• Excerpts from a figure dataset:
........
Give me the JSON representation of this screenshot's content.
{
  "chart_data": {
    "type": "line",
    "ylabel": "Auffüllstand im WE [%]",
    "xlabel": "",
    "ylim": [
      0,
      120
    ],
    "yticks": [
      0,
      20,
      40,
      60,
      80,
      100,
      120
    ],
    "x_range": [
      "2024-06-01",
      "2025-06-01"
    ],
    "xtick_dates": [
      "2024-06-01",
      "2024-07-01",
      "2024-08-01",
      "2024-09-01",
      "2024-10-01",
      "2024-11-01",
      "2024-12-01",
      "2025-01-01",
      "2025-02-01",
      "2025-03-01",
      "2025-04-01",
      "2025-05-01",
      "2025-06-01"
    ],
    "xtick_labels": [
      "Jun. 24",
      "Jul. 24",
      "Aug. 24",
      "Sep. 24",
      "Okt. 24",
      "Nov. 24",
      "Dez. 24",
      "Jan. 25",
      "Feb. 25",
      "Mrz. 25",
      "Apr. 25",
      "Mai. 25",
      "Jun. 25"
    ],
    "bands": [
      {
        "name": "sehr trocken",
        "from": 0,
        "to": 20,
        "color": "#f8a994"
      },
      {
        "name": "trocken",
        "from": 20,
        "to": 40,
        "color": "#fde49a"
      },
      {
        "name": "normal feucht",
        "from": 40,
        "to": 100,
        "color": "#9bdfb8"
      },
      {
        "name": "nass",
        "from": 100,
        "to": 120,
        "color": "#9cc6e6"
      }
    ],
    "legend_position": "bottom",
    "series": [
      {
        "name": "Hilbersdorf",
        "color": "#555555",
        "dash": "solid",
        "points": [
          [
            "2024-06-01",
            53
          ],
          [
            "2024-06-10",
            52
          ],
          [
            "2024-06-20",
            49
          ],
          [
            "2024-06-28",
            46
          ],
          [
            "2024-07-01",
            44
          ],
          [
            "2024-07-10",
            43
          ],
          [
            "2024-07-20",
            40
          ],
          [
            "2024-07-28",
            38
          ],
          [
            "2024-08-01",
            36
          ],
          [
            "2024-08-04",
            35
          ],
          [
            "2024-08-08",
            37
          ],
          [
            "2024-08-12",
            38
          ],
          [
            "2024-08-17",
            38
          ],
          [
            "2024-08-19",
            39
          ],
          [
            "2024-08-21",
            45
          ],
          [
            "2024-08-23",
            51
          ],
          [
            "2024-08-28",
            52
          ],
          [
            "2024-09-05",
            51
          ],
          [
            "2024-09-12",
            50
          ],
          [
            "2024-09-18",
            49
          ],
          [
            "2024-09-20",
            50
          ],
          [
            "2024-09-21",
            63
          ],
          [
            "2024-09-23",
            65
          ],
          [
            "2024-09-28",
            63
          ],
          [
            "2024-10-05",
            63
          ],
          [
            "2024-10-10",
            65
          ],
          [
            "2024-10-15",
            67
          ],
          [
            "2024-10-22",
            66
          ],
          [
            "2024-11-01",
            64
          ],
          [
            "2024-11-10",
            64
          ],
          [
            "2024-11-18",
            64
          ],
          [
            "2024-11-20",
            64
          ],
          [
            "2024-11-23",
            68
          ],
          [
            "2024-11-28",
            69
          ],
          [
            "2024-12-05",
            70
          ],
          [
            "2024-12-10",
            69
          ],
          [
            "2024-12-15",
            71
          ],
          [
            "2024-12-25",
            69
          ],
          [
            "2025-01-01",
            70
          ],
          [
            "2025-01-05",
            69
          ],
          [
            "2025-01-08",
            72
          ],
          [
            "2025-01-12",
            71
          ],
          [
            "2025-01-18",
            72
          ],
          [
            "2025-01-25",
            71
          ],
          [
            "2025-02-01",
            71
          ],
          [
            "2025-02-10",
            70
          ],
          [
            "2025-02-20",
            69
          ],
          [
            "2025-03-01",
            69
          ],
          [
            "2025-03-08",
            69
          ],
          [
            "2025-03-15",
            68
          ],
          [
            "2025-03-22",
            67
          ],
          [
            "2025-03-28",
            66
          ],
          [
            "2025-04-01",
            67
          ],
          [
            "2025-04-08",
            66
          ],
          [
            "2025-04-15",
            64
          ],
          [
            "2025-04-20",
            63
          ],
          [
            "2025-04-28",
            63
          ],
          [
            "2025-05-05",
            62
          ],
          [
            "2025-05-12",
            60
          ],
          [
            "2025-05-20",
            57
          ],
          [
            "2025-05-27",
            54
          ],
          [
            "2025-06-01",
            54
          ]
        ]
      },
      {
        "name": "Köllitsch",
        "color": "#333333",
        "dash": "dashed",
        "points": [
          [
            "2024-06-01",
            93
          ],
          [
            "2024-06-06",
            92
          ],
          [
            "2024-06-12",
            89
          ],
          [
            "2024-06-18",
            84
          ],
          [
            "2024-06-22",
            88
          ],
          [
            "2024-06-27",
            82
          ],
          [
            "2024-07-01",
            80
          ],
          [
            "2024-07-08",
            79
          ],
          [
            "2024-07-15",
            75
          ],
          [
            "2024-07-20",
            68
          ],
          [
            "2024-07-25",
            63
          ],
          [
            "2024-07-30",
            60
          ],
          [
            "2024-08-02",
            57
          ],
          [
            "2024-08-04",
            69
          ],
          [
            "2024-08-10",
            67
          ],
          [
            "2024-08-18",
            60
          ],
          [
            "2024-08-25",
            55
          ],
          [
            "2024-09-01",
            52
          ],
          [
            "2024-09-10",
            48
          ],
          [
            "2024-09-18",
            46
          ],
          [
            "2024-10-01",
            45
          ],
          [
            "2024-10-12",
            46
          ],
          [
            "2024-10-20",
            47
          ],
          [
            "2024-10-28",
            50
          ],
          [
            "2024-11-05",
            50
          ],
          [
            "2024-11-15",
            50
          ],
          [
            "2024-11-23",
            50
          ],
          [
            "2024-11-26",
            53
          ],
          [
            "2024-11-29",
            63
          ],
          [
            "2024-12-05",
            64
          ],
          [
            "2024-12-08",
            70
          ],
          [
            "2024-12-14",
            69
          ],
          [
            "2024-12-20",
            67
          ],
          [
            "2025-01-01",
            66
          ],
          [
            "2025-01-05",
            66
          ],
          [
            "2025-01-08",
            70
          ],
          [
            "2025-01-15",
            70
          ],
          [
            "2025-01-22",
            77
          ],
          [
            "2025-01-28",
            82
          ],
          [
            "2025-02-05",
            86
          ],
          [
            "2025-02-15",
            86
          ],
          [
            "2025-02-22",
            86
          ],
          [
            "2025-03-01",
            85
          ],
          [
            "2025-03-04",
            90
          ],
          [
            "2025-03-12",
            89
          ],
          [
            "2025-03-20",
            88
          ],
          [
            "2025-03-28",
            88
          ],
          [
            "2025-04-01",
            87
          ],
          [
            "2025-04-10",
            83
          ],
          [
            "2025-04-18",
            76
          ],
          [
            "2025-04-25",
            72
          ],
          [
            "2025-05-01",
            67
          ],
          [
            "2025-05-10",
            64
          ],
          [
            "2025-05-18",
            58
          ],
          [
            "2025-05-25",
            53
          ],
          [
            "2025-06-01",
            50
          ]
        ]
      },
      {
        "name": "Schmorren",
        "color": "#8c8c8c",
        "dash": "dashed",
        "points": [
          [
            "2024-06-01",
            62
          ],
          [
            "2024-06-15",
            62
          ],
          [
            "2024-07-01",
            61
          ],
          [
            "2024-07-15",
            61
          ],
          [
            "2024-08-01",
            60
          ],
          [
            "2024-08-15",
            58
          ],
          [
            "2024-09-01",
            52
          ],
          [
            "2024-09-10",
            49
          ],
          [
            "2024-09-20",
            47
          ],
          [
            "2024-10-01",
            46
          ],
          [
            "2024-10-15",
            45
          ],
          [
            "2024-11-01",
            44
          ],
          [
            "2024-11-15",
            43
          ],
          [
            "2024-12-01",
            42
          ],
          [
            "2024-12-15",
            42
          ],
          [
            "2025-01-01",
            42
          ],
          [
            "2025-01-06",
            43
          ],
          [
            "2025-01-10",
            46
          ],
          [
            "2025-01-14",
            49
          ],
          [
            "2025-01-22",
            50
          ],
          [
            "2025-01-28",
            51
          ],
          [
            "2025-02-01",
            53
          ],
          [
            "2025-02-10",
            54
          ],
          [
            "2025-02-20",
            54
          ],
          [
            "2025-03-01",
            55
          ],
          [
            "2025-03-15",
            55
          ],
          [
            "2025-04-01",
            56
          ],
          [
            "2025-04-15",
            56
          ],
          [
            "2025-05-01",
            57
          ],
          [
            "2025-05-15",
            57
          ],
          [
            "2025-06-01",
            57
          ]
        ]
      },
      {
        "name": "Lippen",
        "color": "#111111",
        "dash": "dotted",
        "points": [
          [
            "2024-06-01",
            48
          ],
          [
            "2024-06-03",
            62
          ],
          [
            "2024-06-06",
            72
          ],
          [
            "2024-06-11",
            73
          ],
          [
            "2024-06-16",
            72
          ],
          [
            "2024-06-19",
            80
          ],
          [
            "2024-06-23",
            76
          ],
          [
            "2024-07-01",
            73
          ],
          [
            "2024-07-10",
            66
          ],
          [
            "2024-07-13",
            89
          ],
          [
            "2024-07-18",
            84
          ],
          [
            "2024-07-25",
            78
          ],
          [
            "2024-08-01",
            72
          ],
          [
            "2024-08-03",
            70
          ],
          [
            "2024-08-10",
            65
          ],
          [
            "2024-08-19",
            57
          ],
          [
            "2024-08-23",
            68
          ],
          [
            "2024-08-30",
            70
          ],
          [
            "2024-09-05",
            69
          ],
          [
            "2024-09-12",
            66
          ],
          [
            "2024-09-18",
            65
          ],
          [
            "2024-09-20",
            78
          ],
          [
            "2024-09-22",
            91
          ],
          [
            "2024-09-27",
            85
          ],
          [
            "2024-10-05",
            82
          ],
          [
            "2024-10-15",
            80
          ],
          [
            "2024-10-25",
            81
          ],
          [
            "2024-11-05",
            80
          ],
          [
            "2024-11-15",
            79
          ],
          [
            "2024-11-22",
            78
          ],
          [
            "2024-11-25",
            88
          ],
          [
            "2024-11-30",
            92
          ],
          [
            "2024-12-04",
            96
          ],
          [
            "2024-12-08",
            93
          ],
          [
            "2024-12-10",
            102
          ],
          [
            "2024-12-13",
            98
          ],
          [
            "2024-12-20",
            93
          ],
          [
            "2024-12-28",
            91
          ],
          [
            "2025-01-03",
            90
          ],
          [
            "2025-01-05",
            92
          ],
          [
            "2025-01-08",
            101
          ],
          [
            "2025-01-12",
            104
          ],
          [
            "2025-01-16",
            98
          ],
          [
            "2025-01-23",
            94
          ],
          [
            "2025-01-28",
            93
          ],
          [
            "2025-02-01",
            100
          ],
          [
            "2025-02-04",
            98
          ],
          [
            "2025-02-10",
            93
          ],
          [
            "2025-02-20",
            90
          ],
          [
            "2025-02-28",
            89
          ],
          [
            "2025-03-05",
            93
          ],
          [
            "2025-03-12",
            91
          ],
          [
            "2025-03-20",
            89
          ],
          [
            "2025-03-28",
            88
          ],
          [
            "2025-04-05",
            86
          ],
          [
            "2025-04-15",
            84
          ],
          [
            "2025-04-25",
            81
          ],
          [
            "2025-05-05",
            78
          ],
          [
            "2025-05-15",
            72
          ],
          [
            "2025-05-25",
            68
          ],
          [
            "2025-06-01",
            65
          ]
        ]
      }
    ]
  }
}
........
• WHAT IS EXPECTED:
Return each line among the entries that holds the word "name".

• EXERCISE SOLUTION:
        "name": "sehr trocken",
        "name": "trocken",
        "name": "normal feucht",
        "name": "nass",
        "name": "Hilbersdorf",
        "name": "Köllitsch",
        "name": "Schmorren",
        "name": "Lippen",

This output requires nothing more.